SOURCE EXTRACT:
------------
QUESTION: After the first round of the Six-Party Talks there was some criticism here in Beijing in some of the other regional capitals that the U.S. delegation didn't really come to the talks prepared to negotiate. There was a bit of disappointment, saying that all of the concessions were to be made by North Korea. Will this round be any different? Is the U.S. prepared to offer some concrete concessions or a road map here?

UNDER SECRETARY BOLTON: Well, I think our position is going to be substantively the same as it was before, that is the complete, verifiable, and irreversible dismantlement of the program. There is a way to get to that result. Libya has shown the way in a very remarkable development. So, if you want to know how to get there the answer is in Tripoli. We'll see what the North Koreans say next week.

QUESTION: How would you describe Chinese cooperation on your issues – on PSI, on proliferation, on North Korea – and progress in those areas?

UNDER SECRETARY BOLTON: We did discuss Taiwan. We did discuss the American missile defense program. But I didn’t detect any linkage. I think we agreed, for example, on missile defense as part of the larger bilateral strategic dialogue that we need to have more talks than we’ve been able to have. When we get together in these conversations, since President Bush and President Jiang Zemin set this up, we’ve tended to focus more on the immediate issues of proliferation concern and I think the Chinese raised a legitimate point that we should talk more about our bilateral strategic relationship, including what we are doing around the world on missile defense. That is something that we are clearly prepared to do and we will figure out how to do it in the next few months I hope.

QUESTION: Will the U.S. impose sanctions on Pakistan, and are you satisfied with the response of the Pakistani Government, which has pardoned Mr. A.Q. Khan?

UNDER SECRETARY BOLTON: I don’t detect, in connection with A.Q. Khan’s network, involvement by the top leadership of the Pakistani Government. So, in terms of the government’s involvement, I don’t see any issue there. I think the United States has had a very important dialogue with President Musharraf over the past couple of years, particularly Secretary Powell’s efforts and many conversations with President Musharraf to emphasize to him the importance that we put on avoiding proliferation of weapons of mass destruction and delivery systems. We’ve been in very close touch with him and with the IAEA on these developments concerning A.Q. Khan. I think President Musharraf has handled this very difficult problem correctly.
------------
Document layout analysis records:
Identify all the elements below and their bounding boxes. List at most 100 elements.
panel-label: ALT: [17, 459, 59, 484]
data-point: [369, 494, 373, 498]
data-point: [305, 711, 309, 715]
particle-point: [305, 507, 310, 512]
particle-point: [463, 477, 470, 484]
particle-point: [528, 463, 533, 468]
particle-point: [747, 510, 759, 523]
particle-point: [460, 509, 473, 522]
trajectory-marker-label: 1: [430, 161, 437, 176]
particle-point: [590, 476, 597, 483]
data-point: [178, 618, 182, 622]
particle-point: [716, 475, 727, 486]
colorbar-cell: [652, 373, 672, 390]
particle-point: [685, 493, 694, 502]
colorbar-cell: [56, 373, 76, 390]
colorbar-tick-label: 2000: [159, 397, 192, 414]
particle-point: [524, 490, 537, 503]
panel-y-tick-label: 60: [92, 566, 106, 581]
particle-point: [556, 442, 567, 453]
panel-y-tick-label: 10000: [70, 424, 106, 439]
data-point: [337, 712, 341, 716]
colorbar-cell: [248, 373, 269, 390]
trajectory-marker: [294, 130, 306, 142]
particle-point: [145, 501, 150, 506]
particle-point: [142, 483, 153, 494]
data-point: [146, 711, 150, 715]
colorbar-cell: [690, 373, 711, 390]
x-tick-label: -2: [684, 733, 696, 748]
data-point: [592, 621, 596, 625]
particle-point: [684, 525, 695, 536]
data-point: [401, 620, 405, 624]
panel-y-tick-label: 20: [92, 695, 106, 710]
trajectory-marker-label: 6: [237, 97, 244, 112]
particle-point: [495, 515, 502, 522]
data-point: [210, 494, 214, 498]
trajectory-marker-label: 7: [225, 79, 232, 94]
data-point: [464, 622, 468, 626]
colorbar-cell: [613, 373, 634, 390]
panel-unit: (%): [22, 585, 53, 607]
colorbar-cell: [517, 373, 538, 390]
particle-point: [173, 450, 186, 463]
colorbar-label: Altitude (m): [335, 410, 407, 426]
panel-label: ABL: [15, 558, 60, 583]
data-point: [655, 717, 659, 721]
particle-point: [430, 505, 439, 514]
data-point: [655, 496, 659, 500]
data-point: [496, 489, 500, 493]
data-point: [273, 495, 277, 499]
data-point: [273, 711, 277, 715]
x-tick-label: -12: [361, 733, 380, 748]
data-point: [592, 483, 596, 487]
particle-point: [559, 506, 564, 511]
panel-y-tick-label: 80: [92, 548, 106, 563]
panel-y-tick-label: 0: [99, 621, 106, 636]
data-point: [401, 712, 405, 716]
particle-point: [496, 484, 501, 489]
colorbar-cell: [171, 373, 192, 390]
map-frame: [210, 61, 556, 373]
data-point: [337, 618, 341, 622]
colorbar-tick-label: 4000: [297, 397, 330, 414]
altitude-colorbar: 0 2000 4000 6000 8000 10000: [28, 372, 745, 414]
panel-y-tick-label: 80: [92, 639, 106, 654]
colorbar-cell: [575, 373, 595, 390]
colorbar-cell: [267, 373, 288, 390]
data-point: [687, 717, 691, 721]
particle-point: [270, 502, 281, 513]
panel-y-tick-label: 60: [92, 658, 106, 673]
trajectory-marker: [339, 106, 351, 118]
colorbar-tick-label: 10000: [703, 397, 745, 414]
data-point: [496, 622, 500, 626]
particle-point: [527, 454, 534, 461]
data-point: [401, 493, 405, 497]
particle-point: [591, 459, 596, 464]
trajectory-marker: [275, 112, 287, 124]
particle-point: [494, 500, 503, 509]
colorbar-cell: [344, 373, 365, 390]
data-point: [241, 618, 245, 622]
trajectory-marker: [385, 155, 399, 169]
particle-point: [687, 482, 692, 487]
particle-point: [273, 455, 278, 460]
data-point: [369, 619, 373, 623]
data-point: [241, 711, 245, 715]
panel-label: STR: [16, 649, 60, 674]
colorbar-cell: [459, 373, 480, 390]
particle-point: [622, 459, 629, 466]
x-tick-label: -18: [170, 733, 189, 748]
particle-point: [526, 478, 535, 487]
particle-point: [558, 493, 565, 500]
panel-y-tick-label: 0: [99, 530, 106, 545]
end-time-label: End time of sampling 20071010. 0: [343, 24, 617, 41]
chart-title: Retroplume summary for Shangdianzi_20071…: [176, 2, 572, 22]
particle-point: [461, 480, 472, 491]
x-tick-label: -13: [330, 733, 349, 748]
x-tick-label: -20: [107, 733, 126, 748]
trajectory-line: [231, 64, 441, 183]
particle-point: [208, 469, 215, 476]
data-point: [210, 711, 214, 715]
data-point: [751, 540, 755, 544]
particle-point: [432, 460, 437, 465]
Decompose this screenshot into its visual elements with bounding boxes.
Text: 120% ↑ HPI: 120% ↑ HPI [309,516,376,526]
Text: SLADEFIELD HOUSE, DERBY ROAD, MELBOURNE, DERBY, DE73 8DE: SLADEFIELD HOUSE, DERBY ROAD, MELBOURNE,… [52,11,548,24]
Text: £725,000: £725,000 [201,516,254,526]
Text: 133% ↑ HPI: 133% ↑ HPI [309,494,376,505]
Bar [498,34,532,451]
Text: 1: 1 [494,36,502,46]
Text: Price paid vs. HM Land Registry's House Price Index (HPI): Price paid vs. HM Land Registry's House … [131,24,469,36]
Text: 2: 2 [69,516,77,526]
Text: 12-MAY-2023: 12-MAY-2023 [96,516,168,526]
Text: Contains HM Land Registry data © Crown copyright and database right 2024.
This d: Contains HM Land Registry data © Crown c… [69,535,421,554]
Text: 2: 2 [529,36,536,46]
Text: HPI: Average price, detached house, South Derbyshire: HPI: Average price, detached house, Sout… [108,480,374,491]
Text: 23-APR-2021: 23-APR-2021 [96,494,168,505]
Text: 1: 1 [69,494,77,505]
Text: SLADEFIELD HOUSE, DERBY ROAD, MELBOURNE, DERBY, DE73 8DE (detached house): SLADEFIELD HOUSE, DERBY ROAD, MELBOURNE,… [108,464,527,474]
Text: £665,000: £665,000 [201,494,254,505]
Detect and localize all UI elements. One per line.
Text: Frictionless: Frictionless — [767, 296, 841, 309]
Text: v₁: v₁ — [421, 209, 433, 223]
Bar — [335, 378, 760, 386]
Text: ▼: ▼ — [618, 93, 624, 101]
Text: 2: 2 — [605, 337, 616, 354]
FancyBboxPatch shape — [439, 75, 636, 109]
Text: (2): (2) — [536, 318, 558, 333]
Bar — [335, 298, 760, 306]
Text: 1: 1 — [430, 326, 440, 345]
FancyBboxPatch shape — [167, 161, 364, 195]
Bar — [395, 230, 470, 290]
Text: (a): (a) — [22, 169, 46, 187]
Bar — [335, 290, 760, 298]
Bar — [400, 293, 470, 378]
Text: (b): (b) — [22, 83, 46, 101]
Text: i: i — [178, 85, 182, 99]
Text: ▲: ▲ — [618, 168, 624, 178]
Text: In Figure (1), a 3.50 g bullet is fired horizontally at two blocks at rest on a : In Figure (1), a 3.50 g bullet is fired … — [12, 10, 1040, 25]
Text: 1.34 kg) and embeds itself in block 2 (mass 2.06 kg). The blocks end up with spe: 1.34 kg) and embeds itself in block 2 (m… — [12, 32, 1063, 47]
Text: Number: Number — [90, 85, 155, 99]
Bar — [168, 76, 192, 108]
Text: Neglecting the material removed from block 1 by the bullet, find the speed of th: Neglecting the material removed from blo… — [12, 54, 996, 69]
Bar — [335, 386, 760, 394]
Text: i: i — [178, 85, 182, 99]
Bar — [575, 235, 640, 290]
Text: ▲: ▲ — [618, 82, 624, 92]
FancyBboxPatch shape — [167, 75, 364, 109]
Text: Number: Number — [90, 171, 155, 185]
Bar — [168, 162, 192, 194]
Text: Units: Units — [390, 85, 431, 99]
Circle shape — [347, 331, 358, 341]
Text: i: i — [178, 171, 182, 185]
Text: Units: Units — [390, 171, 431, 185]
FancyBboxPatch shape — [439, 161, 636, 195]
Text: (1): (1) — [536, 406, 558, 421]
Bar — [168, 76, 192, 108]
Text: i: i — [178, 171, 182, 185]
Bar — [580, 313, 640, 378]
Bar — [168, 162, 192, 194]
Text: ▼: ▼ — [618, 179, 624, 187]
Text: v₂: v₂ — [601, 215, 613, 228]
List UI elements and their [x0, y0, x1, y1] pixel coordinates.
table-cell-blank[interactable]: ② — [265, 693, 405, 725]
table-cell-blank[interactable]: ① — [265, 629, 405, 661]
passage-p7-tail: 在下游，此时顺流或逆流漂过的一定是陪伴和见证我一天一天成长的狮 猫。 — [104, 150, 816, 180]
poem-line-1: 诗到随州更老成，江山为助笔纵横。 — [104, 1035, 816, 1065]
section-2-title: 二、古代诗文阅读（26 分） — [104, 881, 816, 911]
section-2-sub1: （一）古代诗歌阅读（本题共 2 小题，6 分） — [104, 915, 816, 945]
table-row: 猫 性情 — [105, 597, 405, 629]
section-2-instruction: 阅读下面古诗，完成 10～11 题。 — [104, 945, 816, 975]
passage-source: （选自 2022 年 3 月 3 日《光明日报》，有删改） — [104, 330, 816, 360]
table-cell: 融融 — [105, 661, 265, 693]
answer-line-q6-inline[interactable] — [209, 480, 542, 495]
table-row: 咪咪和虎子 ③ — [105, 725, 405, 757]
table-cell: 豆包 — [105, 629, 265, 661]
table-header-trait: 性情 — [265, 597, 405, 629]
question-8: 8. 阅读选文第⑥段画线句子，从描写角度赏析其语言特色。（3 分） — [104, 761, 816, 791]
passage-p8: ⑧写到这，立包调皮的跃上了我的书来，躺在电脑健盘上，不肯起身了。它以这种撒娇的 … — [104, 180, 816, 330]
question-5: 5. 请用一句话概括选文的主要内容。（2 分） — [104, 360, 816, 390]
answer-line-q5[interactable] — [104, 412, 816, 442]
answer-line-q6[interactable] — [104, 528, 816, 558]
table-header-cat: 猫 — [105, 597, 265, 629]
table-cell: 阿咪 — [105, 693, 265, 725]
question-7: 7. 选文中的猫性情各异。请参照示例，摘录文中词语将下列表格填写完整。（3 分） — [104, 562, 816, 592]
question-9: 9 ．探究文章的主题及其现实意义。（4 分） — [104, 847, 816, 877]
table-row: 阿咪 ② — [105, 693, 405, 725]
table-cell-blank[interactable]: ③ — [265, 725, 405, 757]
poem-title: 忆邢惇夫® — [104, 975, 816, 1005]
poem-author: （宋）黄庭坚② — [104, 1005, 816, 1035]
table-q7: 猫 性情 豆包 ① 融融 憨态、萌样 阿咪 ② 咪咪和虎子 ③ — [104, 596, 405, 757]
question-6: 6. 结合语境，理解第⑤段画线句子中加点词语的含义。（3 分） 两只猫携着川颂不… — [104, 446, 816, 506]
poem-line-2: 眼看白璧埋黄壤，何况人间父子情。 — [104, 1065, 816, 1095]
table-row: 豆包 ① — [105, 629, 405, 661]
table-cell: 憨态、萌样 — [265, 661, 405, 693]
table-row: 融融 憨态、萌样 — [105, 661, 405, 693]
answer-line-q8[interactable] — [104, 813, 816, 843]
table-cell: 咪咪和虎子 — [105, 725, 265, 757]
------------
QUESTIONS ON THE MATERIAL:
A) Quote the Bolton briefing transcript between "QUESTION: After the" and "road map here?", inclusive.
B) Please continue the Bolton briefing transcript from its last line.

ANSWERS:
A)
QUESTION: After the first round of the Six-Party Talks there was some criticism here in Beijing in some of the other regional capitals that the U.S. delegation didn't really come to the talks prepared to negotiate. There was a bit of disappointment, saying that all of the concessions were to be made by North Korea. Will this round be any different? Is the U.S. prepared to offer some concrete concessions or a road map here?

B)
There’s more that I think we’d like to know about the Khan network. Although we have followed it for some time, it’s a very complex and devious operation and we do want to learn more about it. I think we’re confident that we’ll be able to do so.

QUESTION: During Chinese President Hu Jintao’s latest visit to France, French President Jacques Chirac said that it doesn’t make any sense for the European Union to impose the weapons embargo on China. Apparently the European Union (EU) is having a discussion on whether or not to lift the ban on the weapons embargo on China. Are you going to discuss this issue with the Chinese Government during this trip? I’d like to get your comment on the American stance on this issue.

UNDER SECRETARY BOLTON: We did discuss the EU weapons embargo and whether and to what extent the Europeans are going to modify it. That’s a decision the Europeans will reach. Our view is that we are not going to modify our weapons embargo and we’ve made that point clear to the Europeans.

QUESTION: With just one week to go before the Six-Party Talks, how optimistic are you that this round of talks will go well and that you will have concrete results, unlike the last time? And do you think that there could be many, many more rounds of talks before you can get agreement from North Korea to dismantle weapons?

UNDER SECRETARY BOLTON: I’m neither an optimist nor a pessimist; I’m a realist. There are a lot of issues to discuss, but we will be here – I won’t be here – in Beijing next week and we look forward to the opening of the talks. That’s really all I can say. We are waiting to hear what the North Koreans have to say in terms of the dismantlement of their nuclear weapons program. Thank you very much.